-- Start of Records --

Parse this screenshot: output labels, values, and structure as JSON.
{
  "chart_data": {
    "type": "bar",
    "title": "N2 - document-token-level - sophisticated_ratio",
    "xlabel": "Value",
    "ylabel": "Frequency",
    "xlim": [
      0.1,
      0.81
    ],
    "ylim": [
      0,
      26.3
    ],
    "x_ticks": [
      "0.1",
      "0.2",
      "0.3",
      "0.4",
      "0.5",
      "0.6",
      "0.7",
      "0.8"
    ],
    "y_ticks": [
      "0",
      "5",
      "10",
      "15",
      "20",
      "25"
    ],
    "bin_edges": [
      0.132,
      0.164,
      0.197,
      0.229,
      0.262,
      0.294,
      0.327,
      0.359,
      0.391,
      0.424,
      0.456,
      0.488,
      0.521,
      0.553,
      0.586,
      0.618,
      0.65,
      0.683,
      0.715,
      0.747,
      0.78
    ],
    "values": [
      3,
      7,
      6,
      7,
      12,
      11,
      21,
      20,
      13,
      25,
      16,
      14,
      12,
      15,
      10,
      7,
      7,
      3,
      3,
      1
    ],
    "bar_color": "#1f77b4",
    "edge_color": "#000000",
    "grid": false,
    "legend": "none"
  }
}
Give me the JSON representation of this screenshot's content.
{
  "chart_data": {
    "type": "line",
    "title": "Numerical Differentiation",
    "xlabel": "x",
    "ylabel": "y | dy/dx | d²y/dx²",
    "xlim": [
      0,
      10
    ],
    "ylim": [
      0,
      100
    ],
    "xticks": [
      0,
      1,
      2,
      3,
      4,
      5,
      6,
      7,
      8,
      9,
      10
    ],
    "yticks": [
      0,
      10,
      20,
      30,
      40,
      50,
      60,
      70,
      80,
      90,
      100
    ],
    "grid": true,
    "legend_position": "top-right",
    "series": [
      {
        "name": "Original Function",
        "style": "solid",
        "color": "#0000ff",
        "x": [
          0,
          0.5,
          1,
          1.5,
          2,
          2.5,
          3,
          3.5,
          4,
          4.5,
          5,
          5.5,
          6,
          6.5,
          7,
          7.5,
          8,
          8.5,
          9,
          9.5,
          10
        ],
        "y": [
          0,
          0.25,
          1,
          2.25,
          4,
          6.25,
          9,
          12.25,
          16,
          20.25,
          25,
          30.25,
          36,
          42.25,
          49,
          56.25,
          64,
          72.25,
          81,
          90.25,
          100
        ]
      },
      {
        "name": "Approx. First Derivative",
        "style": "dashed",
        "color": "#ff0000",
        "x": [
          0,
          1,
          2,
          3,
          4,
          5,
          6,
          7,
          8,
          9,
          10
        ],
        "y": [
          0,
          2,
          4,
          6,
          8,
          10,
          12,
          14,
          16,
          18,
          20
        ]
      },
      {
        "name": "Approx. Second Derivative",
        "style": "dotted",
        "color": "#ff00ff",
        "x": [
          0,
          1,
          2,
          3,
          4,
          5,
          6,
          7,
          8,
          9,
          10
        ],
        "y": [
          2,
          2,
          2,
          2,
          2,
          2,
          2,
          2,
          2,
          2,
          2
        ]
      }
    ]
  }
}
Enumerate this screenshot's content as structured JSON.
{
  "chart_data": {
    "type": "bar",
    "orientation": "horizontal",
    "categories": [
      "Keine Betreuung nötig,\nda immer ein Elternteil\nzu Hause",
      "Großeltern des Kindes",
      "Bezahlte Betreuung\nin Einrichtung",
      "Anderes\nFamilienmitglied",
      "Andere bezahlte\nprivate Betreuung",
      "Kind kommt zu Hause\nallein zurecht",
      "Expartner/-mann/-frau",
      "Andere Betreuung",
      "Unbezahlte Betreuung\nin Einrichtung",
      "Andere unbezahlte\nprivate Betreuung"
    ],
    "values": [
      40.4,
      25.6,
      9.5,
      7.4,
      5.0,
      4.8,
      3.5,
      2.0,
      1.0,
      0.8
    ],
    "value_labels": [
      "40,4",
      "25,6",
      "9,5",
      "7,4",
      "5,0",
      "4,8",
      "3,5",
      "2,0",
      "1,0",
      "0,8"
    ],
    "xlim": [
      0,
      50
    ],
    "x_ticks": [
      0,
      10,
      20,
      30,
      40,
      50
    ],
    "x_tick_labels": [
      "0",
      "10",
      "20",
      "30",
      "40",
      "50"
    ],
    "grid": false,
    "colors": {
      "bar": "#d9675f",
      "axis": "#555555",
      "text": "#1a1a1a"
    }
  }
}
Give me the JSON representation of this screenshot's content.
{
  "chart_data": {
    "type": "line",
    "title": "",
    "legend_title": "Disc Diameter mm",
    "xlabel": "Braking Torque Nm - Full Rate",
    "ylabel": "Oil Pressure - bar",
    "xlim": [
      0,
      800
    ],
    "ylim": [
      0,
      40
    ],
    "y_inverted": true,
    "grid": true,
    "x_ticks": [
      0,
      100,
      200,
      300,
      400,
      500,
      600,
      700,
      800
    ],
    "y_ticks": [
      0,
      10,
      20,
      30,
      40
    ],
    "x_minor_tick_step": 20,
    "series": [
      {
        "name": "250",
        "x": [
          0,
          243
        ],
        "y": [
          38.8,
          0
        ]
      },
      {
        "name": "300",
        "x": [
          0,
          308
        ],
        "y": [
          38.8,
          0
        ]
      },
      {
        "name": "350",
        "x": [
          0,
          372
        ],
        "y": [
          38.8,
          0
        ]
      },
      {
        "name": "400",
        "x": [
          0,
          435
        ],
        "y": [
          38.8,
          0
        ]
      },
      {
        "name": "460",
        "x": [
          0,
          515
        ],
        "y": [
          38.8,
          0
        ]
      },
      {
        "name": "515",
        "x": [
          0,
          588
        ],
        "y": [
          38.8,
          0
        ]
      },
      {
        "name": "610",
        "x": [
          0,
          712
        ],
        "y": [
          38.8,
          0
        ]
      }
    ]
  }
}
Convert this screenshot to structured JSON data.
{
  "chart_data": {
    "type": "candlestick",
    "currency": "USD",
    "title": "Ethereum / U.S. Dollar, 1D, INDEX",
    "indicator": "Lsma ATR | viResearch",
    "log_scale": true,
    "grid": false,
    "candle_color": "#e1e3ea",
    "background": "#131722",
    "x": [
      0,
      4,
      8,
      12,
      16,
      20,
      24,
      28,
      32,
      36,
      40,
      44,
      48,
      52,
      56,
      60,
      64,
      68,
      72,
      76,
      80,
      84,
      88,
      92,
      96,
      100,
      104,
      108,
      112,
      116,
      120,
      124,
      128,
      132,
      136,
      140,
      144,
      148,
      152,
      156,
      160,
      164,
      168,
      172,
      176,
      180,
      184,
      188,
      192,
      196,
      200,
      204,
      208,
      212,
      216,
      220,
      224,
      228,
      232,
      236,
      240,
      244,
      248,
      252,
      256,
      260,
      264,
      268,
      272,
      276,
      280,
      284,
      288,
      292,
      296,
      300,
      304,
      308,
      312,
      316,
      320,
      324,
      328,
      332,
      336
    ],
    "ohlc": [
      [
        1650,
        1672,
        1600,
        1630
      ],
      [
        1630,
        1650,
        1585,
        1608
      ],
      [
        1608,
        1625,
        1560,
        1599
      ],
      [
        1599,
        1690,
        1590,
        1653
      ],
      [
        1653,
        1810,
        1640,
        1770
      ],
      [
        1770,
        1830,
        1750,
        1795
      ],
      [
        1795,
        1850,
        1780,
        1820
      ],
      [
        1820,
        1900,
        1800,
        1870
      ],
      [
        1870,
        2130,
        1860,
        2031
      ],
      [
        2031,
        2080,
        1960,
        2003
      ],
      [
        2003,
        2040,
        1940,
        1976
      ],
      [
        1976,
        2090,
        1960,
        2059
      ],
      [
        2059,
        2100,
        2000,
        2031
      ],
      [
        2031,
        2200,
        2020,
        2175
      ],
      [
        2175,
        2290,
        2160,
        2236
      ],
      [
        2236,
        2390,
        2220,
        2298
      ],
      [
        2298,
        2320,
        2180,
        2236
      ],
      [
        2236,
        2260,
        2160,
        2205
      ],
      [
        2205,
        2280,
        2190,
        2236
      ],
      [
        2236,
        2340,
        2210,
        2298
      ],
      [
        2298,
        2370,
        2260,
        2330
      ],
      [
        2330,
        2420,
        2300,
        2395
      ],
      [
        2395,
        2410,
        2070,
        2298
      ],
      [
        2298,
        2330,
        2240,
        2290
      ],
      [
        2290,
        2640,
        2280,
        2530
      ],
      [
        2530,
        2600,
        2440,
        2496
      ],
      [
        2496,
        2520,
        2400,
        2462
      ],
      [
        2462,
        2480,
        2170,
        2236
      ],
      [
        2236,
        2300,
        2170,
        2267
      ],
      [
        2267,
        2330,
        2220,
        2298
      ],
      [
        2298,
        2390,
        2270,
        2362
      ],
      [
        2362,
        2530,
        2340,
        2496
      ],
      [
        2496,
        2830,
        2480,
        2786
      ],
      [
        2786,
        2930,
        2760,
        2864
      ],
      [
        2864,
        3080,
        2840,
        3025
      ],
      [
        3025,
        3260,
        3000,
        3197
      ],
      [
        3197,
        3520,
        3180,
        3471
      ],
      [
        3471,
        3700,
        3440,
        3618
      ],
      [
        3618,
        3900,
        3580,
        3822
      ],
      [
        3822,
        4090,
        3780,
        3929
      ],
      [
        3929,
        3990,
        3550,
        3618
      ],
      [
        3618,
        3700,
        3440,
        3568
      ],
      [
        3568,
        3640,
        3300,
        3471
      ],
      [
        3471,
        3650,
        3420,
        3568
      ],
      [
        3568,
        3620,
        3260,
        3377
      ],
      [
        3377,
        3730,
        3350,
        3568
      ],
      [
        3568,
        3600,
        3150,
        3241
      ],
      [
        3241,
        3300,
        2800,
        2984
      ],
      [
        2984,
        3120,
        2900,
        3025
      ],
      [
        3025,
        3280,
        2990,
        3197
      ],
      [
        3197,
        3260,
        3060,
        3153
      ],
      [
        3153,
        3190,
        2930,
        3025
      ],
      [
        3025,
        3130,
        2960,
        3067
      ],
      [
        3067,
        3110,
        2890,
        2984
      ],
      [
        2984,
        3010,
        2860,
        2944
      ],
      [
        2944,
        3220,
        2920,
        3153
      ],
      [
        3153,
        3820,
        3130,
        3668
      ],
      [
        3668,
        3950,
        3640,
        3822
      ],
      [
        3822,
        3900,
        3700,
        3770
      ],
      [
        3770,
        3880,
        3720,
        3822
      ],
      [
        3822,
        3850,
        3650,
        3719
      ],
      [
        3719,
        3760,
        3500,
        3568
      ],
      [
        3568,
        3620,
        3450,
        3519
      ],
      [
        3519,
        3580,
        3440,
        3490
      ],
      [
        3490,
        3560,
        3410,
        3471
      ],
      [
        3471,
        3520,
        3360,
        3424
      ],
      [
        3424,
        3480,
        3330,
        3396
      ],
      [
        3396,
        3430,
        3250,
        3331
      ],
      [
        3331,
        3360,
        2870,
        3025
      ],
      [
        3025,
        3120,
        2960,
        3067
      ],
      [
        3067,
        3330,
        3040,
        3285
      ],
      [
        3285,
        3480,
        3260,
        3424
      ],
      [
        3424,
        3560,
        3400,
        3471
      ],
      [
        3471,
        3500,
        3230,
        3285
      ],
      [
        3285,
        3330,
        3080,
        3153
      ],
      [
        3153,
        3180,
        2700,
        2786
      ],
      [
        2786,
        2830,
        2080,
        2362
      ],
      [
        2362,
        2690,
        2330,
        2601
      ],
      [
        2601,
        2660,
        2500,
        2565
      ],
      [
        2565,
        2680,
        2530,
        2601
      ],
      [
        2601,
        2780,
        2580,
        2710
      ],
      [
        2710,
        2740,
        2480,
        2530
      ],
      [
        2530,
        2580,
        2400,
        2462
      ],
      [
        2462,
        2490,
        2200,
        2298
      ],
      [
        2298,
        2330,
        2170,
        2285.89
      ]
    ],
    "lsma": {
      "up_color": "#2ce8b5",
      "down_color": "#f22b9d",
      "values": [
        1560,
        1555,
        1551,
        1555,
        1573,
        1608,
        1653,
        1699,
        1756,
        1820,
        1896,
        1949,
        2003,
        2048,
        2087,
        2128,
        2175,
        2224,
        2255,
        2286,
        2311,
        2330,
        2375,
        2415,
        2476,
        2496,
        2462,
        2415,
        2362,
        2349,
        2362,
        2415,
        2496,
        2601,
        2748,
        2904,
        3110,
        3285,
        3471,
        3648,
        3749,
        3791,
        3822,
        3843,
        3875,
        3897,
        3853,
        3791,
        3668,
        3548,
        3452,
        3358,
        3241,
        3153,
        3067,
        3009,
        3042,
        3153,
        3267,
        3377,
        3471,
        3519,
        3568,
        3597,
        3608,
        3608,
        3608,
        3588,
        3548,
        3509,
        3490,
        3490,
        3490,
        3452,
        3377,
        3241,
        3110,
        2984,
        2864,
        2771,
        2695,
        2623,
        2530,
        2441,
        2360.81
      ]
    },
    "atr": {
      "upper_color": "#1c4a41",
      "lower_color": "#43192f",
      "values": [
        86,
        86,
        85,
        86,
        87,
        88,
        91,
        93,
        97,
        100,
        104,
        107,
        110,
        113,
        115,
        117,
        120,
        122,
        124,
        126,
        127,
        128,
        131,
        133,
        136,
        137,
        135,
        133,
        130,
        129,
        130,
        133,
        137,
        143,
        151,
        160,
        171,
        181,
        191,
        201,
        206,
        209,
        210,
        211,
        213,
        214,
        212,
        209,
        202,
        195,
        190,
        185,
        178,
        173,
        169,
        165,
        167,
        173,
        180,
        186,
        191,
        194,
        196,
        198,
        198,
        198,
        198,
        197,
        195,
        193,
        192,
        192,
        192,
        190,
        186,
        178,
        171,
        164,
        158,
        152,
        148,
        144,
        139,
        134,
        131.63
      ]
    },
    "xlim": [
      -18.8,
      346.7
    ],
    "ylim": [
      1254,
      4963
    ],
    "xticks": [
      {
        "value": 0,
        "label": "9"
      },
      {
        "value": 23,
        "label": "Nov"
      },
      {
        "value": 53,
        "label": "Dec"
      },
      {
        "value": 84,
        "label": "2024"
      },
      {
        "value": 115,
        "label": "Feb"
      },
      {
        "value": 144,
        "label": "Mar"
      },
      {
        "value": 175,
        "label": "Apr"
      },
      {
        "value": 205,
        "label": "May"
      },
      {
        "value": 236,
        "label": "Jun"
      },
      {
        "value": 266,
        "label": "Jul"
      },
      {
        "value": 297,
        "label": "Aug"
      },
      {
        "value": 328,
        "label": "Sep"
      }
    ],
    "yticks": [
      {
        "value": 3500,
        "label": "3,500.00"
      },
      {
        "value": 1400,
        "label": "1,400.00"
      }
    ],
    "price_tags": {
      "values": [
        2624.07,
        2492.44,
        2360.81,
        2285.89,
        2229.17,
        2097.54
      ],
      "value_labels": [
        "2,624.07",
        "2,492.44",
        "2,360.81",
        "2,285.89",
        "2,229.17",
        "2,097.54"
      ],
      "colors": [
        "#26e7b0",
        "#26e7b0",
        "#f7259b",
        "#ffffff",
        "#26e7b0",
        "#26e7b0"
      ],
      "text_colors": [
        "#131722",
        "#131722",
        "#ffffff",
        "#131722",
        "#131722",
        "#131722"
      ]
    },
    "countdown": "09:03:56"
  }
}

-- End of Records --

Show the lines from the data above that contain the string "Betreuung".

Final result ::
      "Keine Betreuung nötig,\nda immer ein Elternteil\nzu Hause",
      "Bezahlte Betreuung\nin Einrichtung",
      "Andere bezahlte\nprivate Betreuung",
      "Andere Betreuung",
      "Unbezahlte Betreuung\nin Einrichtung",
      "Andere unbezahlte\nprivate Betreuung"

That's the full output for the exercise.